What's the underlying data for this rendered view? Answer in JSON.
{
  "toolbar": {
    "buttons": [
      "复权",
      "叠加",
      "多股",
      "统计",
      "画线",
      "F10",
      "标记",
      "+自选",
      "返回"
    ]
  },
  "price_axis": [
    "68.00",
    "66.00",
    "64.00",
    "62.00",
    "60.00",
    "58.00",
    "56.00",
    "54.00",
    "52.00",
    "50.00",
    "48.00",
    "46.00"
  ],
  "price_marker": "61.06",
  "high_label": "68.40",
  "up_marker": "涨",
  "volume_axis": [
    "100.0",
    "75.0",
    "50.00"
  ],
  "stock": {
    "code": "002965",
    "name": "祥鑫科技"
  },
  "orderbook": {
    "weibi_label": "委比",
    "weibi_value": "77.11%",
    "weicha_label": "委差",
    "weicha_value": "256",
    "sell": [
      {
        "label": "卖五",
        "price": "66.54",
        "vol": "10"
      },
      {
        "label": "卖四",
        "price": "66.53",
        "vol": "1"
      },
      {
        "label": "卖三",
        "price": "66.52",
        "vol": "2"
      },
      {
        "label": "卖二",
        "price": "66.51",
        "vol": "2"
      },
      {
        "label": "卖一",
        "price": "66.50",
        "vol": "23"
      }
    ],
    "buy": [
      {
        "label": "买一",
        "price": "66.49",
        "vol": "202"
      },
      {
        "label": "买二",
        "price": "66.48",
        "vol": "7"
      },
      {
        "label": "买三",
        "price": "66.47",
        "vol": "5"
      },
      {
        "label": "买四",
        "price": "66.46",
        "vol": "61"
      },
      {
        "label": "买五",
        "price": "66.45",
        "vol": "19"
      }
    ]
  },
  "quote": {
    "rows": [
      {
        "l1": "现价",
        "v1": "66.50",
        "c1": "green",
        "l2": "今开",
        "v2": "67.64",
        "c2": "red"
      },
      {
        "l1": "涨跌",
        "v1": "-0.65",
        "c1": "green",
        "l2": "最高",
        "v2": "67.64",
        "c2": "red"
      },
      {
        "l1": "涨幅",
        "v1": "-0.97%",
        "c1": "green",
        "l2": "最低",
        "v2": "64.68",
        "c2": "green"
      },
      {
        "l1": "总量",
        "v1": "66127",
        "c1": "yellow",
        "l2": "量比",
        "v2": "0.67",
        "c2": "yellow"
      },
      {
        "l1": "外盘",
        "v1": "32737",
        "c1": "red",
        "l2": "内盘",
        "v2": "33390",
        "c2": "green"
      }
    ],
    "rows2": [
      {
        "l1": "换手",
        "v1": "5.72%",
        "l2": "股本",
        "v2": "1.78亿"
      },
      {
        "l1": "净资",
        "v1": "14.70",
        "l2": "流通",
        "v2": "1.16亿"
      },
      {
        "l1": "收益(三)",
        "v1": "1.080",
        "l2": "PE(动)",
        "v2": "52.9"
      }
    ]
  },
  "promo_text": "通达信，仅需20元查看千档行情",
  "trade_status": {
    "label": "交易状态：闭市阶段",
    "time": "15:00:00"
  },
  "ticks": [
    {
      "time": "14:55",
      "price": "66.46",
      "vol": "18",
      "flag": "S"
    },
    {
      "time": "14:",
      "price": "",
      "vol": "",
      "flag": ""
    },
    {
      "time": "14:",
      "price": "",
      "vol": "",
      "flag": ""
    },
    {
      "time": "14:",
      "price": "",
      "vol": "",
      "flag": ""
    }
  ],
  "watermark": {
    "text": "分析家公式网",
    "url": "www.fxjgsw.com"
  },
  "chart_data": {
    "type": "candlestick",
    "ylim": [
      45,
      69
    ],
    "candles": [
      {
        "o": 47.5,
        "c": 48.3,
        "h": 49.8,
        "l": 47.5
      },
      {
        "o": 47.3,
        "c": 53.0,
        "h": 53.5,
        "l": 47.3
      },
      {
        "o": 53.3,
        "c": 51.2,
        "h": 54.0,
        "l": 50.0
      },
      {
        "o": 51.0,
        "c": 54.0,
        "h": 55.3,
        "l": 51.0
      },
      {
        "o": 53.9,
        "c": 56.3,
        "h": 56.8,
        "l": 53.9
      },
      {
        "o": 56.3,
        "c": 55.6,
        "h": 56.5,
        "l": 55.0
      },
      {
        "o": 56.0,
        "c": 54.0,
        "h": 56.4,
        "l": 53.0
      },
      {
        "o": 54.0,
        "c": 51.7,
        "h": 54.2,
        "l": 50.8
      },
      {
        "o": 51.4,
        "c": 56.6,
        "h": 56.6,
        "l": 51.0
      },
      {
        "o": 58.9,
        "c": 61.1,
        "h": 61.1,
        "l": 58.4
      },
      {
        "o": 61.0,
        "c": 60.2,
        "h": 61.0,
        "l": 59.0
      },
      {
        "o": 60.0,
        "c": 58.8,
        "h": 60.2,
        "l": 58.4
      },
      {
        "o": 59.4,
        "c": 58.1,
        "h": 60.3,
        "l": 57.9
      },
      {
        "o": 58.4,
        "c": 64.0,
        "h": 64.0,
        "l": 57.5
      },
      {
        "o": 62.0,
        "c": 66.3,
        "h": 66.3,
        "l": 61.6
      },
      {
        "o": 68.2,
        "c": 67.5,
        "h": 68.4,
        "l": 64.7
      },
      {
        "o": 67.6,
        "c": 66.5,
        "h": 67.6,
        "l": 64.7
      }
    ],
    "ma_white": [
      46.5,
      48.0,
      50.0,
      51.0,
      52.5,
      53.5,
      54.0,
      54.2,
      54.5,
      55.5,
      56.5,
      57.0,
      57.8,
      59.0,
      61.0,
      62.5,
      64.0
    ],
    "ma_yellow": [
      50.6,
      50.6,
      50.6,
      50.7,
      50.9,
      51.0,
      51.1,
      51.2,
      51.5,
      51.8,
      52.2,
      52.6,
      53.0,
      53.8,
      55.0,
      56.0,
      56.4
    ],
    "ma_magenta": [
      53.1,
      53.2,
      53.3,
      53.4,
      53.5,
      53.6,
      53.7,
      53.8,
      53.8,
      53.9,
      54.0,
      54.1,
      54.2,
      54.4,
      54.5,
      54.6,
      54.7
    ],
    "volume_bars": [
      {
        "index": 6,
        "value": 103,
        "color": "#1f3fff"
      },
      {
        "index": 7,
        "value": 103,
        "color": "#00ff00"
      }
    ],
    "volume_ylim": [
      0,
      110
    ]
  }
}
......
» REQUIRED TASK:
Your task is to output all of the data above word for word.

» OUTPUT FOR THIS TASK:
What's the underlying data for this rendered view? Answer in JSON.
{
  "toolbar": {
    "buttons": [
      "复权",
      "叠加",
      "多股",
      "统计",
      "画线",
      "F10",
      "标记",
      "+自选",
      "返回"
    ]
  },
  "price_axis": [
    "68.00",
    "66.00",
    "64.00",
    "62.00",
    "60.00",
    "58.00",
    "56.00",
    "54.00",
    "52.00",
    "50.00",
    "48.00",
    "46.00"
  ],
  "price_marker": "61.06",
  "high_label": "68.40",
  "up_marker": "涨",
  "volume_axis": [
    "100.0",
    "75.0",
    "50.00"
  ],
  "stock": {
    "code": "002965",
    "name": "祥鑫科技"
  },
  "orderbook": {
    "weibi_label": "委比",
    "weibi_value": "77.11%",
    "weicha_label": "委差",
    "weicha_value": "256",
    "sell": [
      {
        "label": "卖五",
        "price": "66.54",
        "vol": "10"
      },
      {
        "label": "卖四",
        "price": "66.53",
        "vol": "1"
      },
      {
        "label": "卖三",
        "price": "66.52",
        "vol": "2"
      },
      {
        "label": "卖二",
        "price": "66.51",
        "vol": "2"
      },
      {
        "label": "卖一",
        "price": "66.50",
        "vol": "23"
      }
    ],
    "buy": [
      {
        "label": "买一",
        "price": "66.49",
        "vol": "202"
      },
      {
        "label": "买二",
        "price": "66.48",
        "vol": "7"
      },
      {
        "label": "买三",
        "price": "66.47",
        "vol": "5"
      },
      {
        "label": "买四",
        "price": "66.46",
        "vol": "61"
      },
      {
        "label": "买五",
        "price": "66.45",
        "vol": "19"
      }
    ]
  },
  "quote": {
    "rows": [
      {
        "l1": "现价",
        "v1": "66.50",
        "c1": "green",
        "l2": "今开",
        "v2": "67.64",
        "c2": "red"
      },
      {
        "l1": "涨跌",
        "v1": "-0.65",
        "c1": "green",
        "l2": "最高",
        "v2": "67.64",
        "c2": "red"
      },
      {
        "l1": "涨幅",
        "v1": "-0.97%",
        "c1": "green",
        "l2": "最低",
        "v2": "64.68",
        "c2": "green"
      },
      {
        "l1": "总量",
        "v1": "66127",
        "c1": "yellow",
        "l2": "量比",
        "v2": "0.67",
        "c2": "yellow"
      },
      {
        "l1": "外盘",
        "v1": "32737",
        "c1": "red",
        "l2": "内盘",
        "v2": "33390",
        "c2": "green"
      }
    ],
    "rows2": [
      {
        "l1": "换手",
        "v1": "5.72%",
        "l2": "股本",
        "v2": "1.78亿"
      },
      {
        "l1": "净资",
        "v1": "14.70",
        "l2": "流通",
        "v2": "1.16亿"
      },
      {
        "l1": "收益(三)",
        "v1": "1.080",
        "l2": "PE(动)",
        "v2": "52.9"
      }
    ]
  },
  "promo_text": "通达信，仅需20元查看千档行情",
  "trade_status": {
    "label": "交易状态：闭市阶段",
    "time": "15:00:00"
  },
  "ticks": [
    {
      "time": "14:55",
      "price": "66.46",
      "vol": "18",
      "flag": "S"
    },
    {
      "time": "14:",
      "price": "",
      "vol": "",
      "flag": ""
    },
    {
      "time": "14:",
      "price": "",
      "vol": "",
      "flag": ""
    },
    {
      "time": "14:",
      "price": "",
      "vol": "",
      "flag": ""
    }
  ],
  "watermark": {
    "text": "分析家公式网",
    "url": "www.fxjgsw.com"
  },
  "chart_data": {
    "type": "candlestick",
    "ylim": [
      45,
      69
    ],
    "candles": [
      {
        "o": 47.5,
        "c": 48.3,
        "h": 49.8,
        "l": 47.5
      },
      {
        "o": 47.3,
        "c": 53.0,
        "h": 53.5,
        "l": 47.3
      },
      {
        "o": 53.3,
        "c": 51.2,
        "h": 54.0,
        "l": 50.0
      },
      {
        "o": 51.0,
        "c": 54.0,
        "h": 55.3,
        "l": 51.0
      },
      {
        "o": 53.9,
        "c": 56.3,
        "h": 56.8,
        "l": 53.9
      },
      {
        "o": 56.3,
        "c": 55.6,
        "h": 56.5,
        "l": 55.0
      },
      {
        "o": 56.0,
        "c": 54.0,
        "h": 56.4,
        "l": 53.0
      },
      {
        "o": 54.0,
        "c": 51.7,
        "h": 54.2,
        "l": 50.8
      },
      {
        "o": 51.4,
        "c": 56.6,
        "h": 56.6,
        "l": 51.0
      },
      {
        "o": 58.9,
        "c": 61.1,
        "h": 61.1,
        "l": 58.4
      },
      {
        "o": 61.0,
        "c": 60.2,
        "h": 61.0,
        "l": 59.0
      },
      {
        "o": 60.0,
        "c": 58.8,
        "h": 60.2,
        "l": 58.4
      },
      {
        "o": 59.4,
        "c": 58.1,
        "h": 60.3,
        "l": 57.9
      },
      {
        "o": 58.4,
        "c": 64.0,
        "h": 64.0,
        "l": 57.5
      },
      {
        "o": 62.0,
        "c": 66.3,
        "h": 66.3,
        "l": 61.6
      },
      {
        "o": 68.2,
        "c": 67.5,
        "h": 68.4,
        "l": 64.7
      },
      {
        "o": 67.6,
        "c": 66.5,
        "h": 67.6,
        "l": 64.7
      }
    ],
    "ma_white": [
      46.5,
      48.0,
      50.0,
      51.0,
      52.5,
      53.5,
      54.0,
      54.2,
      54.5,
      55.5,
      56.5,
      57.0,
      57.8,
      59.0,
      61.0,
      62.5,
      64.0
    ],
    "ma_yellow": [
      50.6,
      50.6,
      50.6,
      50.7,
      50.9,
      51.0,
      51.1,
      51.2,
      51.5,
      51.8,
      52.2,
      52.6,
      53.0,
      53.8,
      55.0,
      56.0,
      56.4
    ],
    "ma_magenta": [
      53.1,
      53.2,
      53.3,
      53.4,
      53.5,
      53.6,
      53.7,
      53.8,
      53.8,
      53.9,
      54.0,
      54.1,
      54.2,
      54.4,
      54.5,
      54.6,
      54.7
    ],
    "volume_bars": [
      {
        "index": 6,
        "value": 103,
        "color": "#1f3fff"
      },
      {
        "index": 7,
        "value": 103,
        "color": "#00ff00"
      }
    ],
    "volume_ylim": [
      0,
      110
    ]
  }
}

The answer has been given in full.